Take every line that has the string "février" and copy it out.

**PROVIDED ENTRIES**
Begin

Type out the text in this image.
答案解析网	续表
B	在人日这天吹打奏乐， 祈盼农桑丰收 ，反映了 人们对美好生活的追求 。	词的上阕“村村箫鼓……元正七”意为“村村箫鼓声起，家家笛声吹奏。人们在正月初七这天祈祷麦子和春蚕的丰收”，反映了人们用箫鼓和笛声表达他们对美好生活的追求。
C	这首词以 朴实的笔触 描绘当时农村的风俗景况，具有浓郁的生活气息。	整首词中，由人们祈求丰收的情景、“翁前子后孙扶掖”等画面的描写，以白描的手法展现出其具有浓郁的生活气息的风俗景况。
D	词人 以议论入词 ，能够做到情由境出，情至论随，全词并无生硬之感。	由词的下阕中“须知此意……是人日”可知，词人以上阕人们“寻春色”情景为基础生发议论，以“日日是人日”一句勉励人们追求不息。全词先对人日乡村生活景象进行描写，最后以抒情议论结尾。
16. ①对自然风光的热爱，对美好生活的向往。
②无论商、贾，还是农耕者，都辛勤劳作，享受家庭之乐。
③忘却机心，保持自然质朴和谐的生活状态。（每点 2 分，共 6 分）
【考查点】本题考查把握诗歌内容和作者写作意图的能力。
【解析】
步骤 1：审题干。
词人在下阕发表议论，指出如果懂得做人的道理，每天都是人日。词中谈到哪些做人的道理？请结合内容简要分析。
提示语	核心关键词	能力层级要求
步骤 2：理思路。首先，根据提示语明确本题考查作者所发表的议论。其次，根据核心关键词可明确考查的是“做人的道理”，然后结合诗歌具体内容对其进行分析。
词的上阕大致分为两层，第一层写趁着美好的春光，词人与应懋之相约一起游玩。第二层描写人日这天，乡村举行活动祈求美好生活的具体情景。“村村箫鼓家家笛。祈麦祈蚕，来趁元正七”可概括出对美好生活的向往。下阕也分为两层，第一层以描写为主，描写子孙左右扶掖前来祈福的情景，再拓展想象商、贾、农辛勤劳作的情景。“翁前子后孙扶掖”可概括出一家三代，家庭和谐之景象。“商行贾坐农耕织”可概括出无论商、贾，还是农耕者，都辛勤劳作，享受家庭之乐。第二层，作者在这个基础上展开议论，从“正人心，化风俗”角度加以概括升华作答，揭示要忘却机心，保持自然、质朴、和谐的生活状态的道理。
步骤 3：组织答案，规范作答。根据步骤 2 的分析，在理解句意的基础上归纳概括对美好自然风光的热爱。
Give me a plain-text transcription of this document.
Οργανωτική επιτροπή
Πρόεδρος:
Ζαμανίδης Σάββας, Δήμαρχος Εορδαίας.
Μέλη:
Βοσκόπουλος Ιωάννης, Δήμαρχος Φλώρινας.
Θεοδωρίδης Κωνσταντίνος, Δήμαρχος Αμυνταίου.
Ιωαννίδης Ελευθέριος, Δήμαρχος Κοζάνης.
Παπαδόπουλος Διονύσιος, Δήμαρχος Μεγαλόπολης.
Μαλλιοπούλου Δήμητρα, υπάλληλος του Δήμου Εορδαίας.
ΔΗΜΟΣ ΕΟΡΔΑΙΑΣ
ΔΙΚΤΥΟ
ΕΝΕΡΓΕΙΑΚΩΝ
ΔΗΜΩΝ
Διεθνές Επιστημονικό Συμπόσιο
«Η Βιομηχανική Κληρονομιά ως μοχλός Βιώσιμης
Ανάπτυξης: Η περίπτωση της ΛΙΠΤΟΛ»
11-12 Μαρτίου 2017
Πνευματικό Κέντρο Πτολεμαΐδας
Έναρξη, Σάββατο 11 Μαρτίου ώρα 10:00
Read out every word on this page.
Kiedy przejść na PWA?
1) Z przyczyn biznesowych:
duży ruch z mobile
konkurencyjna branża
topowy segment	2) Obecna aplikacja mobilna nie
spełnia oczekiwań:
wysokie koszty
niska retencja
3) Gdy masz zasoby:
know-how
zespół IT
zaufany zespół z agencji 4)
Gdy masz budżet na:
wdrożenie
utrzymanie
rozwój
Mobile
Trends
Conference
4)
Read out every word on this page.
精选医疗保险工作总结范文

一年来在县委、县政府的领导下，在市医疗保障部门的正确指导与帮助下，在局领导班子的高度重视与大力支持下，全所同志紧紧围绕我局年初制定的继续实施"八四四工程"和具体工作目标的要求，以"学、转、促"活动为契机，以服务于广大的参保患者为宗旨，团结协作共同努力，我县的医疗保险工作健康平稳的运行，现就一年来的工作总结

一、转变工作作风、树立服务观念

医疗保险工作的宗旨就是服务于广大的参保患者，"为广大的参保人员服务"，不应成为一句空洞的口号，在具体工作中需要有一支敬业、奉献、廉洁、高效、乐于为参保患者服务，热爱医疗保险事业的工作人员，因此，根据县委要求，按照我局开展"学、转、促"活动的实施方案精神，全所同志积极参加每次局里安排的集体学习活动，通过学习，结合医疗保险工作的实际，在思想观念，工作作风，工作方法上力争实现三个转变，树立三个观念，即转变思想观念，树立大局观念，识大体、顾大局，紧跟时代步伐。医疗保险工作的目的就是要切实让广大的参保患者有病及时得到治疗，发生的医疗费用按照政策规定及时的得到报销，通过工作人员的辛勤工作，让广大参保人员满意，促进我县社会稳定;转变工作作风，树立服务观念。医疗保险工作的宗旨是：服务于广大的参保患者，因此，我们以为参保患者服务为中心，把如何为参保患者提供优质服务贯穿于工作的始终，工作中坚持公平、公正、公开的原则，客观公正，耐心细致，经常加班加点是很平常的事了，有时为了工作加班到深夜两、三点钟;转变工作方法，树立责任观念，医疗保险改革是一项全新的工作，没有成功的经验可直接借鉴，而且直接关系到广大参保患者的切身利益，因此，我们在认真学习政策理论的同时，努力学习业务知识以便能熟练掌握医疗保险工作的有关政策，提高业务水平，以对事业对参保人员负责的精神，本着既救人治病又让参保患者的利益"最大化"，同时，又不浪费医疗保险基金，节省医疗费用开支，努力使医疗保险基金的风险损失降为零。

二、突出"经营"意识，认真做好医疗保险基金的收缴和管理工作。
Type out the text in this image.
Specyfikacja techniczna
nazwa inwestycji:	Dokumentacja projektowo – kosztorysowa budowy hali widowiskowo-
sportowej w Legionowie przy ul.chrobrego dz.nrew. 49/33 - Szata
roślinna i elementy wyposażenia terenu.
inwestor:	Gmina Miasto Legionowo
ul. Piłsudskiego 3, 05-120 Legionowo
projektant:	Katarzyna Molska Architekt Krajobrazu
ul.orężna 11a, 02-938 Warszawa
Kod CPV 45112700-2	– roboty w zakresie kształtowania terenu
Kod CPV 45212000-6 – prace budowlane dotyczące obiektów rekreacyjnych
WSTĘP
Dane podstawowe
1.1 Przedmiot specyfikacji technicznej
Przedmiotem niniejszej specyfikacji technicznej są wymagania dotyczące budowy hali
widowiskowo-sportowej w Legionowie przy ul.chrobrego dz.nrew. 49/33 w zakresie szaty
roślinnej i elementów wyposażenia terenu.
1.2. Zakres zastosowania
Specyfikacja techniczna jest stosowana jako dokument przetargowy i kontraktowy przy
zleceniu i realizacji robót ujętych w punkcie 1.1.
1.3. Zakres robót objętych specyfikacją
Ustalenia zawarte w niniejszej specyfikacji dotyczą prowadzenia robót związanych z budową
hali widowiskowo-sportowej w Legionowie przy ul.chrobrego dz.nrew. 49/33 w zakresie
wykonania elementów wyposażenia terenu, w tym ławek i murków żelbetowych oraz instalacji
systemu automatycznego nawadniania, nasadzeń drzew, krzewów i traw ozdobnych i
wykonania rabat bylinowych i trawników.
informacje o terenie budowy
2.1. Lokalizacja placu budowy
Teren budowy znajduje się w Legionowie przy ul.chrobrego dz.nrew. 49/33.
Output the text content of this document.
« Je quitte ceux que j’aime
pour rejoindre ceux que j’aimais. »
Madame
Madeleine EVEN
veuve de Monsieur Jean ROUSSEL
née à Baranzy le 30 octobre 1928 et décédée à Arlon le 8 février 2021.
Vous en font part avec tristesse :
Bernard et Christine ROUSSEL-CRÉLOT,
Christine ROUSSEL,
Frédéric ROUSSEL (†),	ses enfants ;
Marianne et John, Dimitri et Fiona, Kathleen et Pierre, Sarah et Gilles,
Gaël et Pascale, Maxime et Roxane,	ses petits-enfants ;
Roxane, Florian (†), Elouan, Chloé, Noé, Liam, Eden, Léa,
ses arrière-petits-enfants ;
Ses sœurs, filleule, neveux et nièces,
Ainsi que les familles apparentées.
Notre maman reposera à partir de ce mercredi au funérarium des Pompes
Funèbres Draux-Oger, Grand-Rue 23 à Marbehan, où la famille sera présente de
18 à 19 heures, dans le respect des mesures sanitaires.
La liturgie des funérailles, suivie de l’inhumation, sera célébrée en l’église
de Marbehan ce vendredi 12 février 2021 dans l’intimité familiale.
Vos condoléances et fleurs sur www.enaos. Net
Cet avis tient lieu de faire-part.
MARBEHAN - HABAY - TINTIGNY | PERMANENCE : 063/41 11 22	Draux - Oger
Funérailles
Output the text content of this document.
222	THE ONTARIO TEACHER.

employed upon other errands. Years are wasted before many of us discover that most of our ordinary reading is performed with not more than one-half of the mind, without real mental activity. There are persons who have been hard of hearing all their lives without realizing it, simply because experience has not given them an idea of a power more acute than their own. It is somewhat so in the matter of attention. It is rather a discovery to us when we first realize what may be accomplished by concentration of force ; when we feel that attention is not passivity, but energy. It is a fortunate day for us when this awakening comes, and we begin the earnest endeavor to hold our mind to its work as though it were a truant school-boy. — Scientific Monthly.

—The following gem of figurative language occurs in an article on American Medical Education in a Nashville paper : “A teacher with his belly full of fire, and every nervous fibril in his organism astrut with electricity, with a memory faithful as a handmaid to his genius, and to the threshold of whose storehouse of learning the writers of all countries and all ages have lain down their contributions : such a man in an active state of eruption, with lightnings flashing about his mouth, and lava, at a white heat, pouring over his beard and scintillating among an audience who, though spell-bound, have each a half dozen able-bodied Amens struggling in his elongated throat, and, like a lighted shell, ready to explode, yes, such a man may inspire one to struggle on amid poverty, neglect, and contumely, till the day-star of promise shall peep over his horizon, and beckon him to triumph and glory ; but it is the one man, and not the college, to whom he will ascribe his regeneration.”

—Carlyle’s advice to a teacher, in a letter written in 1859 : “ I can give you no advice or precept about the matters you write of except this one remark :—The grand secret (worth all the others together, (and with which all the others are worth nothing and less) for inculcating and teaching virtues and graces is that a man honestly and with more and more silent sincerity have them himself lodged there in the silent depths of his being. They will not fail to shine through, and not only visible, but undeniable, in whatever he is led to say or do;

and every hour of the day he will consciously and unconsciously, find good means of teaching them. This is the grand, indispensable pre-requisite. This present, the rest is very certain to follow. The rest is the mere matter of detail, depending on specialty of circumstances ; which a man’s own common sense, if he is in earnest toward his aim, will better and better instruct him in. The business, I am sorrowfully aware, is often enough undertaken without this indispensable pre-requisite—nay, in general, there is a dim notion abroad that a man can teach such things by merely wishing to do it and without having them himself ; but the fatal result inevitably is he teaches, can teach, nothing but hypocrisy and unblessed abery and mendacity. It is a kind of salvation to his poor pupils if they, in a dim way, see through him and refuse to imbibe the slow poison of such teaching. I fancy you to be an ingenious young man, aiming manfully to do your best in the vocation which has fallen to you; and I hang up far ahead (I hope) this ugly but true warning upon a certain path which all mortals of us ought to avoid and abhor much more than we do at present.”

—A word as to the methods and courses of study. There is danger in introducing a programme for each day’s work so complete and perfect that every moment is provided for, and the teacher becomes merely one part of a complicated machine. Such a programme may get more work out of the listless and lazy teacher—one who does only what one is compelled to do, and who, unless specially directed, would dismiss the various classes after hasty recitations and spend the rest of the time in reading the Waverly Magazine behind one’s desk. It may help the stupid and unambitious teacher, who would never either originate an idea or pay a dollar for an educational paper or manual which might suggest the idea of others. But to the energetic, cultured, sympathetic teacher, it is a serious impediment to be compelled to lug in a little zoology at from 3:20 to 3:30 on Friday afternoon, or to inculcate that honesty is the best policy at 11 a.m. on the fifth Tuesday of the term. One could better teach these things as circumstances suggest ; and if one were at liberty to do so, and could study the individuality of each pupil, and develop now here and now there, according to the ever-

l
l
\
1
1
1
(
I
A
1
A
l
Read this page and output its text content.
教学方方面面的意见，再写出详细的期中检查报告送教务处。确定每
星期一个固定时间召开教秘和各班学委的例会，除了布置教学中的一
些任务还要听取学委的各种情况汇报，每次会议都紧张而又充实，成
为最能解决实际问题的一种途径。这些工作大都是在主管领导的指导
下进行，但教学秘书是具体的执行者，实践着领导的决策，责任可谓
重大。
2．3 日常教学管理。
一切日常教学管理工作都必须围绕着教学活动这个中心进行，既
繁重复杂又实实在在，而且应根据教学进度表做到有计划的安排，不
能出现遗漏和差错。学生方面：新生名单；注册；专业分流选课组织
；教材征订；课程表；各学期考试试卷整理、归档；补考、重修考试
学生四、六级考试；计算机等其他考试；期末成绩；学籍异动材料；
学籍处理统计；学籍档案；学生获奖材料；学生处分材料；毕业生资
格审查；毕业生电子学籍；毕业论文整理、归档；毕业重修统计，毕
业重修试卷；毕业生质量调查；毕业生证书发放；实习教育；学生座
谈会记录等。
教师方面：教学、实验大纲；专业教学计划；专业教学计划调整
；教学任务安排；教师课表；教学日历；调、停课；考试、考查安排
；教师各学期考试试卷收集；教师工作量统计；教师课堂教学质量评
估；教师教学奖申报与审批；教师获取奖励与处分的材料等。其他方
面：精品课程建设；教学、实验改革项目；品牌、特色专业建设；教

End

**COMPLETE OUTPUT**
née à Baranzy le 30 octobre 1928 et décédée à Arlon le 8 février 2021.
de Marbehan ce vendredi 12 février 2021 dans l’intimité familiale.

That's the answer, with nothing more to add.